#### Written request
Report the count of lines containing the word "title" in the entries below, and nothing more.

Dataset entries on figures
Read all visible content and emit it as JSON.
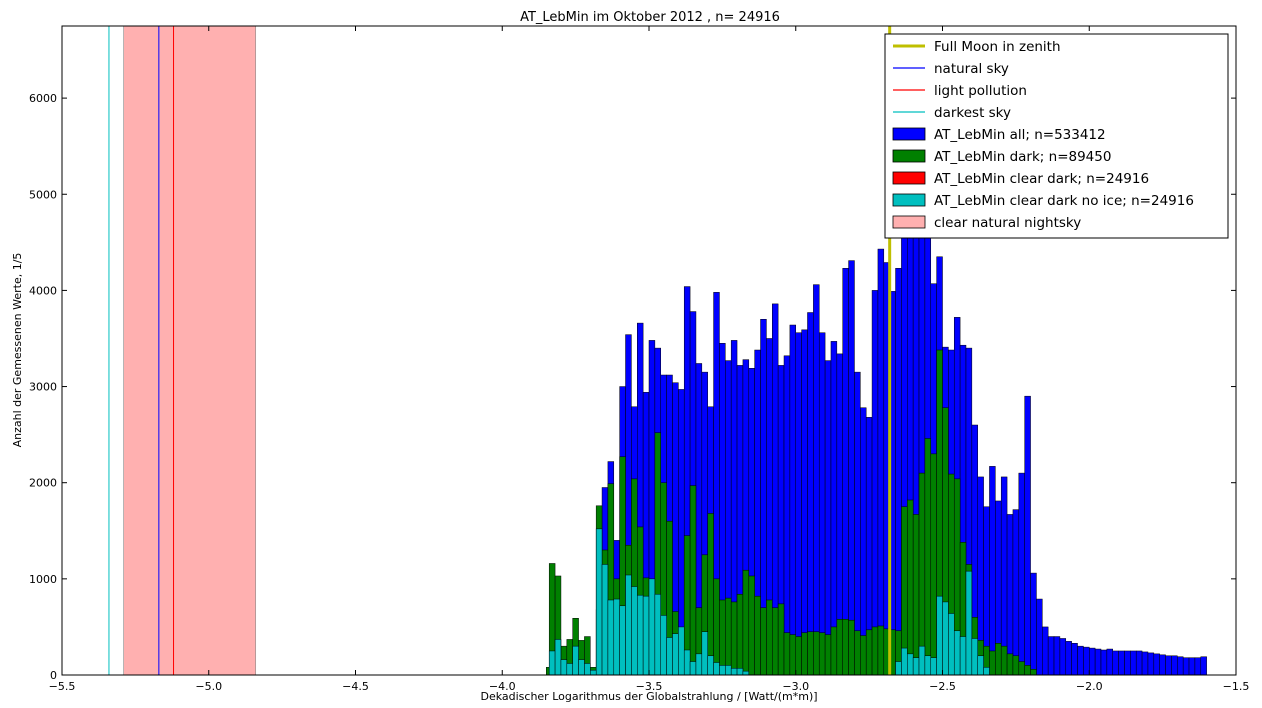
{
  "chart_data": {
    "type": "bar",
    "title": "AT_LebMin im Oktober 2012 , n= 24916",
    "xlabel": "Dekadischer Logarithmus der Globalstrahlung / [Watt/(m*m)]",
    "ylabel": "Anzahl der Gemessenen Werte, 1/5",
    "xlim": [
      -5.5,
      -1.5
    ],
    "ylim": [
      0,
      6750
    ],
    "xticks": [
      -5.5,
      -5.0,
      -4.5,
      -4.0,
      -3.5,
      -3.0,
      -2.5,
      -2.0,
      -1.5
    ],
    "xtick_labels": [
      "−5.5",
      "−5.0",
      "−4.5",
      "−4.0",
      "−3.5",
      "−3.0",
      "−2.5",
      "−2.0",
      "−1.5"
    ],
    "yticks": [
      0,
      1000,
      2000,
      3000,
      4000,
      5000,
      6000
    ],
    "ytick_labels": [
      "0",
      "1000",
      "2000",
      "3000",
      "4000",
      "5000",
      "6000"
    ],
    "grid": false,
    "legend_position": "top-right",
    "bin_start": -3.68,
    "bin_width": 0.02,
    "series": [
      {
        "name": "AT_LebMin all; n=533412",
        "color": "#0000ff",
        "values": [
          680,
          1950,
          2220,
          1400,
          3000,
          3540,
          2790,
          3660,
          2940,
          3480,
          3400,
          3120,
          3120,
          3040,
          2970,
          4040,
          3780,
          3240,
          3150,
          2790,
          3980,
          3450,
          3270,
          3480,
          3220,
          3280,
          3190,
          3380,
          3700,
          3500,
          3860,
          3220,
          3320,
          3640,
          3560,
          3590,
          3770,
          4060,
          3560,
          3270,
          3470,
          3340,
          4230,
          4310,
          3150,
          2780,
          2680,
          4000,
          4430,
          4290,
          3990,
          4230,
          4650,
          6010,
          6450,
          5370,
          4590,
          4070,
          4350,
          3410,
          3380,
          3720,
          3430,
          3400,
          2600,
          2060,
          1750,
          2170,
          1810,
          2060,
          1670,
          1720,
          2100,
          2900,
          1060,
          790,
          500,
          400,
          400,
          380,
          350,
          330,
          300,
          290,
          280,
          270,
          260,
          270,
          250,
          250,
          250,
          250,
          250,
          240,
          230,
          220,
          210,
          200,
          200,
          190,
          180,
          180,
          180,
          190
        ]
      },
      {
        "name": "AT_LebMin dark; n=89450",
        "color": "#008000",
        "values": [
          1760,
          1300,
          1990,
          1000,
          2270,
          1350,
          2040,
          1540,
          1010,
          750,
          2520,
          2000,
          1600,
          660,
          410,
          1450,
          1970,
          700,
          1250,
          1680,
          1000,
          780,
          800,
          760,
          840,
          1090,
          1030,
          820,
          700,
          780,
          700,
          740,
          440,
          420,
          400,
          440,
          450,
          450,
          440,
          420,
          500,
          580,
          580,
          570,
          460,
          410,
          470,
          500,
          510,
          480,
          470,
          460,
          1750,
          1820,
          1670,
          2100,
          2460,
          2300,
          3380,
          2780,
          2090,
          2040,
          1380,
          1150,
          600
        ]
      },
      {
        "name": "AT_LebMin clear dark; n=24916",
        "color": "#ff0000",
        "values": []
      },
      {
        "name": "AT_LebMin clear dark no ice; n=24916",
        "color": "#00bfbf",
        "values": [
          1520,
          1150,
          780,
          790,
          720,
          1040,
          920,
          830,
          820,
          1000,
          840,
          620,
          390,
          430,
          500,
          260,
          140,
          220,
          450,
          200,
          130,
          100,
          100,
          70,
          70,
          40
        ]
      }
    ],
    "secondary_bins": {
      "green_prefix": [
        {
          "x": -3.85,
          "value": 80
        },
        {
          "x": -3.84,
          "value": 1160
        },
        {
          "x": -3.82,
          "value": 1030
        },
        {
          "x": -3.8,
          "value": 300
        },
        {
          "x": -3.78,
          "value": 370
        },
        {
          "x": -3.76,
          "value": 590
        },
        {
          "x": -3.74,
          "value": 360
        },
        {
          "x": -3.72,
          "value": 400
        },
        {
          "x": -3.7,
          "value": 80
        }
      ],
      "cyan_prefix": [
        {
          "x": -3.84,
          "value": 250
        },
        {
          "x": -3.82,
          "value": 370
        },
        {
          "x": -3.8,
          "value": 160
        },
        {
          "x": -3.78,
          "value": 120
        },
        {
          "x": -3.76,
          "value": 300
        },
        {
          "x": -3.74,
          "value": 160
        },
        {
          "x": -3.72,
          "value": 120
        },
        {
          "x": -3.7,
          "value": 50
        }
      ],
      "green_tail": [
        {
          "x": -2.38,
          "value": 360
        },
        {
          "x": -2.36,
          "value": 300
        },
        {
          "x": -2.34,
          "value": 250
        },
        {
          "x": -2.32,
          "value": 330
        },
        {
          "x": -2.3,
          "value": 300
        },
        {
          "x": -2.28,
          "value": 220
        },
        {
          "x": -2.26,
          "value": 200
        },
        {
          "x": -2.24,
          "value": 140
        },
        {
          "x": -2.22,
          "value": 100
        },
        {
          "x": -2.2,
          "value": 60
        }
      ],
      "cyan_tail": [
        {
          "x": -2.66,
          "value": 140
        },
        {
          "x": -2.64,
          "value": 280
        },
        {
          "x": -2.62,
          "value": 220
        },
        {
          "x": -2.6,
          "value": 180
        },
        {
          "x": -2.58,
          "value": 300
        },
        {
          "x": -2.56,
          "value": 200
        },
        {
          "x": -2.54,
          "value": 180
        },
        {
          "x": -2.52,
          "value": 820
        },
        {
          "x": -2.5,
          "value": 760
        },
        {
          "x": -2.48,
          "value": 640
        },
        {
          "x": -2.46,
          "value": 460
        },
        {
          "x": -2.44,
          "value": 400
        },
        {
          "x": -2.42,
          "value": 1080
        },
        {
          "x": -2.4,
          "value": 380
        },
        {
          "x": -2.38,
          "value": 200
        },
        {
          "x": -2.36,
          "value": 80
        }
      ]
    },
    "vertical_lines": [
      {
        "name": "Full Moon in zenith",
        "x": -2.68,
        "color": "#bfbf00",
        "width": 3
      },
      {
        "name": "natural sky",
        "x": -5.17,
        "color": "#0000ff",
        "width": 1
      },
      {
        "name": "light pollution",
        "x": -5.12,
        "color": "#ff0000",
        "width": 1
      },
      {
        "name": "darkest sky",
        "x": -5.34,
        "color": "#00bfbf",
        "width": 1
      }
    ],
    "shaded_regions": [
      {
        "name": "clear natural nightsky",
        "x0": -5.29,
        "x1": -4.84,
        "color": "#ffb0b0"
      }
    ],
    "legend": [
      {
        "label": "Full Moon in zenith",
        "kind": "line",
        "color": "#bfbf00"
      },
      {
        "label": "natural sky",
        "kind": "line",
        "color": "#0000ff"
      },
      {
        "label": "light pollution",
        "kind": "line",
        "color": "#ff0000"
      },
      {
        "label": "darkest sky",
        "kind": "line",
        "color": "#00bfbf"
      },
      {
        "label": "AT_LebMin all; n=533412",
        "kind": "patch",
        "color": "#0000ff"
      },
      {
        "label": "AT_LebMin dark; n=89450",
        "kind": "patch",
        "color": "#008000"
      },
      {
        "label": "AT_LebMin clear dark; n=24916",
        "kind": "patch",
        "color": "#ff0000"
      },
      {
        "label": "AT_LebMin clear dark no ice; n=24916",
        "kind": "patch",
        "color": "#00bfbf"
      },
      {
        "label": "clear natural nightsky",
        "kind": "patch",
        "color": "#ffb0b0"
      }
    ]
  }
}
---
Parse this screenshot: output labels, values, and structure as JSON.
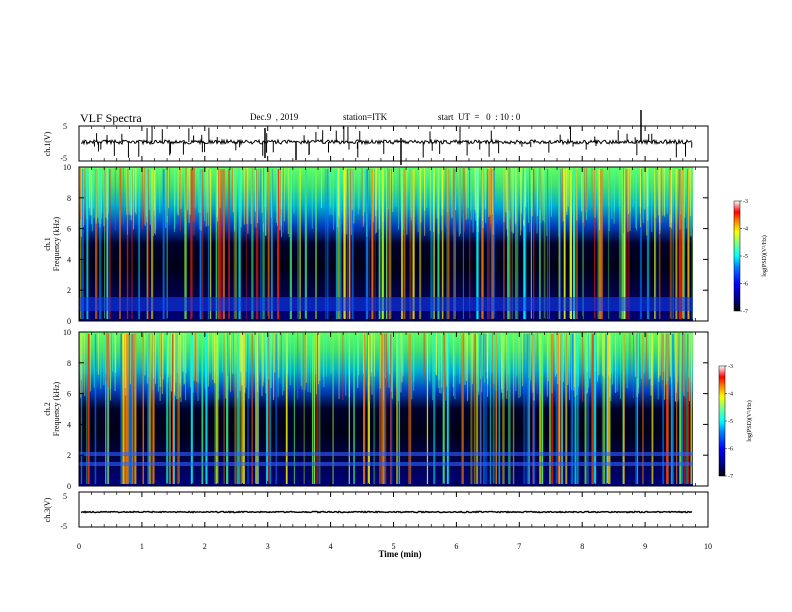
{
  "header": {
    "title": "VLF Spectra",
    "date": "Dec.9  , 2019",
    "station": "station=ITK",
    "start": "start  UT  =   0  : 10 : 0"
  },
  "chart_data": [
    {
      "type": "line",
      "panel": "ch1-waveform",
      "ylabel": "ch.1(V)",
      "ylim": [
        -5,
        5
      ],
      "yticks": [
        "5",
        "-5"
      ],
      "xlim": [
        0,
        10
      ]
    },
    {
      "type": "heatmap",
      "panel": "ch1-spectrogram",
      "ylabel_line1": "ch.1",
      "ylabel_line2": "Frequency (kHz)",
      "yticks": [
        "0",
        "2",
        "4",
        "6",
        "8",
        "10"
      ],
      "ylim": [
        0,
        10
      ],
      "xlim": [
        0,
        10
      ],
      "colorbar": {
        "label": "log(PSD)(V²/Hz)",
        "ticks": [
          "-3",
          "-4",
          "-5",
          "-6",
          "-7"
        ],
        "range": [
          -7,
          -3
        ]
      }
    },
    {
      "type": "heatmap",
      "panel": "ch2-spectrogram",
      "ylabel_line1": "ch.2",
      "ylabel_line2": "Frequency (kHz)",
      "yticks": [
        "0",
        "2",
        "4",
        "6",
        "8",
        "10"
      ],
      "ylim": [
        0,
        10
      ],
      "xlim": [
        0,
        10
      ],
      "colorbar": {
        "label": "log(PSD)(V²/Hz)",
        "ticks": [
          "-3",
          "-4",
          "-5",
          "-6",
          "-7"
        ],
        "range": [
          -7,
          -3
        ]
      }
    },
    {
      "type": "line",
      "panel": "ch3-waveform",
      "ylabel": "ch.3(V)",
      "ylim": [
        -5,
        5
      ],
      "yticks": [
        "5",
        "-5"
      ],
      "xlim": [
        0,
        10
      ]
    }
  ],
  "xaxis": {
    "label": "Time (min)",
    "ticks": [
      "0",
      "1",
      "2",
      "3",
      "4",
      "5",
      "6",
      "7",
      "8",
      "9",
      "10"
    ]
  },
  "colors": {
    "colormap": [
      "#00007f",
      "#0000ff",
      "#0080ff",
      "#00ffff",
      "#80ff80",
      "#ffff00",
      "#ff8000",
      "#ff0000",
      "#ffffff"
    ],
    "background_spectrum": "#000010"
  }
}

#### Complete response
2